## Written problem 1
Answer these questions using the Deer Gun passage, giving each answer on its own line marked the same way.
(a) What did it cost at the time to make the Deer Gun?
(b) About how much does the pistol weigh?
(c) Where can extra ammunition be stored?
## Written problem 2
For each statement, say whether the Deer Gun passage supports it. Answer yes or no, and quote the exact words from the passage that decide it.
(a) The Deer Gun has a trigger guard.
(b) The pistol's body is a single piece of cast aluminum.
(c) The barrel screws on and is 2 inches long.
## Written problem 3
Pick up the Deer Gun passage after its final sentence and continue it.

## Source passage
___
It was suggested at one time that it was an Agency code name with sardonic reference to a survival weapon. It was packaged for “air drop” like the Liberator. The cost at the time to make the Deer Gun was $3.95. prompting one of Moure’s colleagues at AMF to refer to it as “basically a crude, ugly, but damn decent four
dollar zip gun for our Third World allies to use to kill bad guy soldiers.” The Deer Gun measures 4 1/8 inches high, 5 inches long and has a 2 inch screw on rifled barrel. It weighs approximately 12 ounces. It has a one piece cast aluminum body with a raised cross-hatched grip area and dark blue steel barrel. Extra ammunition can be stored in the hollow grip. It has no trigger guard and the sight is a single grooved notch across the top of the receiver. The pistol has no markings to indicate its origin and all components were fabricated from non- domestic sources outside of the U.S. for further “operational denial”, which is how the C.I.A. described its attempts to hide the weapons origin. To fire the pistol, the barrel is unscrewed, a cartridge inserted and the barrel is screwed back on. The cocking lever is then pulled back and the user pulls the trigger to fire. An extremely rare and little known Deer Gun pistol. The display includes a visual instruction manual of the Deer Gun.
___
## Source material

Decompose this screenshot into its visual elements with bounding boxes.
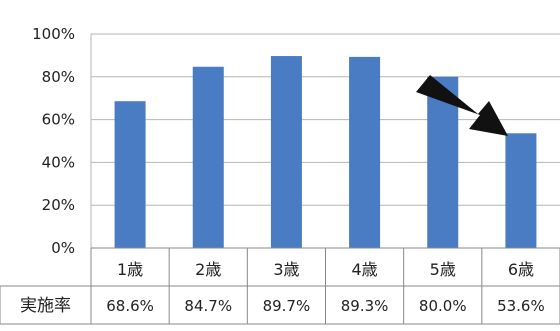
___
## Task result 1
(a) $3.95
(b) Approximately 12 ounces
(c) In the hollow grip

## Task result 2
(a) No: "It has no trigger guard"
(b) Yes: "It has a one piece cast aluminum body"
(c) Yes: "has a 2 inch screw on rifled barrel"

## Task result 3
CONDITION: Excellent plus overall with 99% plus original blue finish on
the barrel and only a few scattered minor dings and very light scratches. Mechanically excellent. The display and accessories are in very fine condition. The display has a few cracked/separated and absent pieces of acrylic that act
as retaining pieces all but one of the retaining screws are absent, but otherwise the display stands sturdy but needs work. This is a ONCE IN TEN lifetimes opportunity to acquire the most significant display ever gathered, or ever will be gathered, of the important World War II FP-45 Liberator pistol from the author and collector Ralph Hagan!
Provenance: The Ralph Hagan Collection; Property of a Gentleman. Estimate: 90,000 - 140,000
Best Arms Exhibits"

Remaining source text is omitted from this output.